■ **Exercise requirements**
Images are excluded; otherwise, output every record exactly.

■ **Data section**
────────────────────────────────────────

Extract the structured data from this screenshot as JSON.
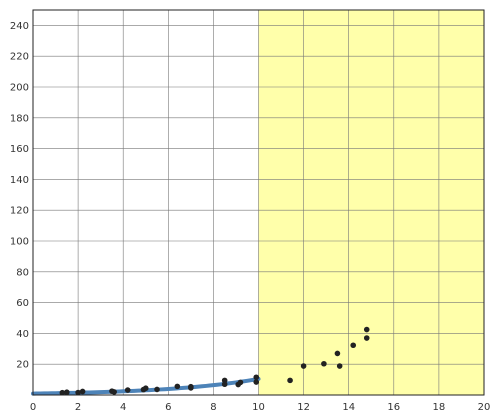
{
  "chart_data": {
    "type": "scatter",
    "title": "",
    "xlabel": "",
    "ylabel": "",
    "xlim": [
      0,
      20
    ],
    "ylim": [
      0,
      250
    ],
    "x_ticks": [
      0,
      2,
      4,
      6,
      8,
      10,
      12,
      14,
      16,
      18,
      20
    ],
    "y_ticks": [
      20,
      40,
      60,
      80,
      100,
      120,
      140,
      160,
      180,
      200,
      220,
      240
    ],
    "grid": true,
    "highlight_region": {
      "x_from": 10,
      "x_to": 20,
      "color": "#ffffaa"
    },
    "points": [
      {
        "x": 1.3,
        "y": 1.5
      },
      {
        "x": 1.5,
        "y": 1.8
      },
      {
        "x": 2.0,
        "y": 1.6
      },
      {
        "x": 2.2,
        "y": 2.3
      },
      {
        "x": 3.5,
        "y": 2.5
      },
      {
        "x": 3.6,
        "y": 2.0
      },
      {
        "x": 4.2,
        "y": 3.2
      },
      {
        "x": 4.9,
        "y": 3.5
      },
      {
        "x": 5.0,
        "y": 4.4
      },
      {
        "x": 5.5,
        "y": 3.6
      },
      {
        "x": 6.4,
        "y": 5.6
      },
      {
        "x": 7.0,
        "y": 4.6
      },
      {
        "x": 7.0,
        "y": 5.4
      },
      {
        "x": 8.5,
        "y": 7.0
      },
      {
        "x": 8.5,
        "y": 9.5
      },
      {
        "x": 9.1,
        "y": 6.8
      },
      {
        "x": 9.2,
        "y": 8.2
      },
      {
        "x": 9.9,
        "y": 8.4
      },
      {
        "x": 9.9,
        "y": 11.5
      },
      {
        "x": 11.4,
        "y": 9.5
      },
      {
        "x": 12.0,
        "y": 18.8
      },
      {
        "x": 12.9,
        "y": 20.3
      },
      {
        "x": 13.5,
        "y": 27.0
      },
      {
        "x": 13.6,
        "y": 18.8
      },
      {
        "x": 14.2,
        "y": 32.3
      },
      {
        "x": 14.8,
        "y": 37.0
      },
      {
        "x": 14.8,
        "y": 42.5
      }
    ],
    "fit_line": {
      "color": "#4d83b8",
      "x_from": 0,
      "x_to": 10,
      "y_at_x0": 0.9,
      "growth_rate": 0.245
    },
    "colors": {
      "point": "#222222",
      "grid": "#777777",
      "axis": "#222222"
    }
  }
}
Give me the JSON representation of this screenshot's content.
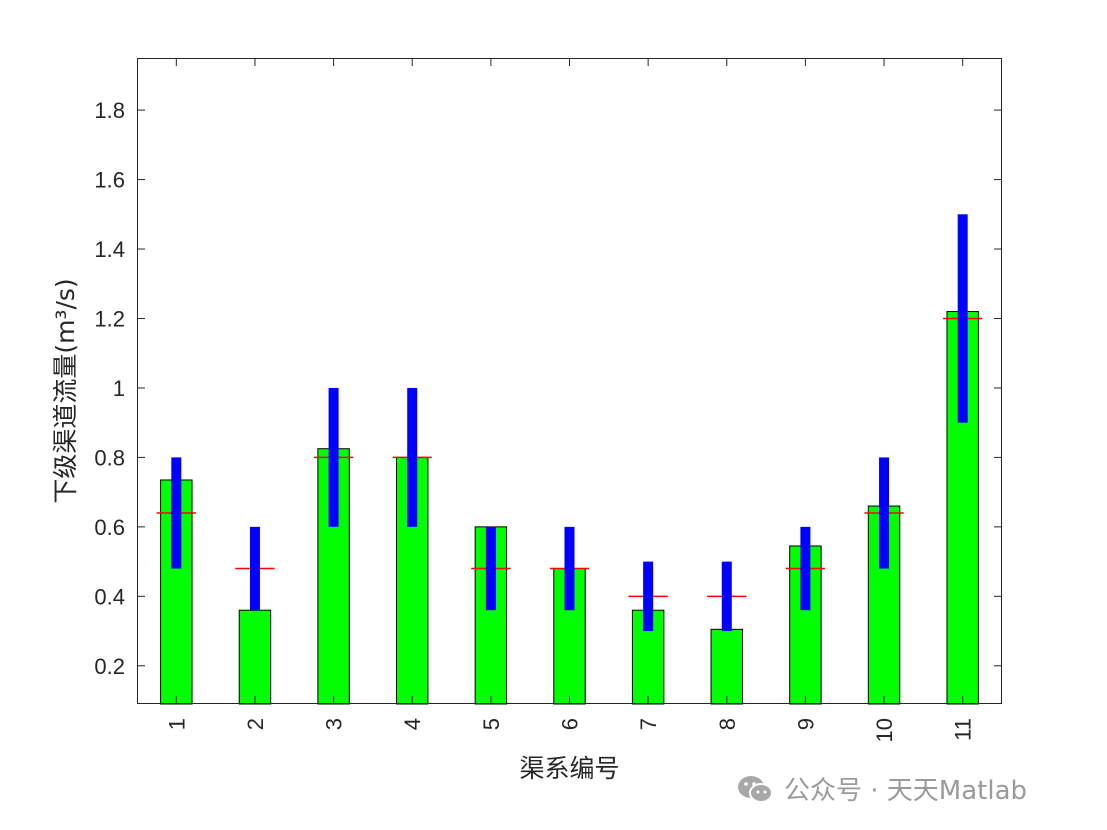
{
  "chart_data": {
    "type": "bar",
    "categories": [
      "1",
      "2",
      "3",
      "4",
      "5",
      "6",
      "7",
      "8",
      "9",
      "10",
      "11"
    ],
    "values": [
      0.735,
      0.36,
      0.825,
      0.8,
      0.6,
      0.48,
      0.36,
      0.305,
      0.545,
      0.66,
      1.22
    ],
    "reference_values": [
      0.64,
      0.48,
      0.8,
      0.8,
      0.48,
      0.48,
      0.4,
      0.4,
      0.48,
      0.64,
      1.2
    ],
    "range_min": [
      0.48,
      0.36,
      0.6,
      0.6,
      0.36,
      0.36,
      0.3,
      0.3,
      0.36,
      0.48,
      0.9
    ],
    "range_max": [
      0.8,
      0.6,
      1.0,
      1.0,
      0.6,
      0.6,
      0.5,
      0.5,
      0.6,
      0.8,
      1.5
    ],
    "ylim": [
      0.09,
      1.95
    ],
    "yticks": [
      0.2,
      0.4,
      0.6,
      0.8,
      1,
      1.2,
      1.4,
      1.6,
      1.8
    ],
    "ytick_labels": [
      "0.2",
      "0.4",
      "0.6",
      "0.8",
      "1",
      "1.2",
      "1.4",
      "1.6",
      "1.8"
    ],
    "xlabel": "渠系编号",
    "ylabel": "下级渠道流量(m³/s)",
    "x_tick_rotation": "90",
    "grid": false,
    "colors": {
      "bar": "#00ff00",
      "bar_edge": "#000000",
      "range": "#0000ff",
      "reference": "#ff0000",
      "axis": "#262626"
    }
  },
  "watermark": {
    "icon": "wechat-icon",
    "text": "公众号 · 天天Matlab"
  }
}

────────────────────────────────────────

■ **Output below**
Extract the structured data from this screenshot as JSON.
{
  "chart_data": {
    "type": "scatter",
    "title": "",
    "xlabel": "",
    "ylabel": "",
    "xlim": [
      0,
      20
    ],
    "ylim": [
      0,
      250
    ],
    "x_ticks": [
      0,
      2,
      4,
      6,
      8,
      10,
      12,
      14,
      16,
      18,
      20
    ],
    "y_ticks": [
      20,
      40,
      60,
      80,
      100,
      120,
      140,
      160,
      180,
      200,
      220,
      240
    ],
    "grid": true,
    "highlight_region": {
      "x_from": 10,
      "x_to": 20,
      "color": "#ffffaa"
    },
    "points": [
      {
        "x": 1.3,
        "y": 1.5
      },
      {
        "x": 1.5,
        "y": 1.8
      },
      {
        "x": 2.0,
        "y": 1.6
      },
      {
        "x": 2.2,
        "y": 2.3
      },
      {
        "x": 3.5,
        "y": 2.5
      },
      {
        "x": 3.6,
        "y": 2.0
      },
      {
        "x": 4.2,
        "y": 3.2
      },
      {
        "x": 4.9,
        "y": 3.5
      },
      {
        "x": 5.0,
        "y": 4.4
      },
      {
        "x": 5.5,
        "y": 3.6
      },
      {
        "x": 6.4,
        "y": 5.6
      },
      {
        "x": 7.0,
        "y": 4.6
      },
      {
        "x": 7.0,
        "y": 5.4
      },
      {
        "x": 8.5,
        "y": 7.0
      },
      {
        "x": 8.5,
        "y": 9.5
      },
      {
        "x": 9.1,
        "y": 6.8
      },
      {
        "x": 9.2,
        "y": 8.2
      },
      {
        "x": 9.9,
        "y": 8.4
      },
      {
        "x": 9.9,
        "y": 11.5
      },
      {
        "x": 11.4,
        "y": 9.5
      },
      {
        "x": 12.0,
        "y": 18.8
      },
      {
        "x": 12.9,
        "y": 20.3
      },
      {
        "x": 13.5,
        "y": 27.0
      },
      {
        "x": 13.6,
        "y": 18.8
      },
      {
        "x": 14.2,
        "y": 32.3
      },
      {
        "x": 14.8,
        "y": 37.0
      },
      {
        "x": 14.8,
        "y": 42.5
      }
    ],
    "fit_line": {
      "color": "#4d83b8",
      "x_from": 0,
      "x_to": 10,
      "y_at_x0": 0.9,
      "growth_rate": 0.245
    },
    "colors": {
      "point": "#222222",
      "grid": "#777777",
      "axis": "#222222"
    }
  }
}
Give me the JSON representation of this screenshot's content.
{
  "chart_data": {
    "type": "bar",
    "categories": [
      "1",
      "2",
      "3",
      "4",
      "5",
      "6",
      "7",
      "8",
      "9",
      "10",
      "11"
    ],
    "values": [
      0.735,
      0.36,
      0.825,
      0.8,
      0.6,
      0.48,
      0.36,
      0.305,
      0.545,
      0.66,
      1.22
    ],
    "reference_values": [
      0.64,
      0.48,
      0.8,
      0.8,
      0.48,
      0.48,
      0.4,
      0.4,
      0.48,
      0.64,
      1.2
    ],
    "range_min": [
      0.48,
      0.36,
      0.6,
      0.6,
      0.36,
      0.36,
      0.3,
      0.3,
      0.36,
      0.48,
      0.9
    ],
    "range_max": [
      0.8,
      0.6,
      1.0,
      1.0,
      0.6,
      0.6,
      0.5,
      0.5,
      0.6,
      0.8,
      1.5
    ],
    "ylim": [
      0.09,
      1.95
    ],
    "yticks": [
      0.2,
      0.4,
      0.6,
      0.8,
      1,
      1.2,
      1.4,
      1.6,
      1.8
    ],
    "ytick_labels": [
      "0.2",
      "0.4",
      "0.6",
      "0.8",
      "1",
      "1.2",
      "1.4",
      "1.6",
      "1.8"
    ],
    "xlabel": "渠系编号",
    "ylabel": "下级渠道流量(m³/s)",
    "x_tick_rotation": "90",
    "grid": false,
    "colors": {
      "bar": "#00ff00",
      "bar_edge": "#000000",
      "range": "#0000ff",
      "reference": "#ff0000",
      "axis": "#262626"
    }
  },
  "watermark": {
    "icon": "wechat-icon",
    "text": "公众号 · 天天Matlab"
  }
}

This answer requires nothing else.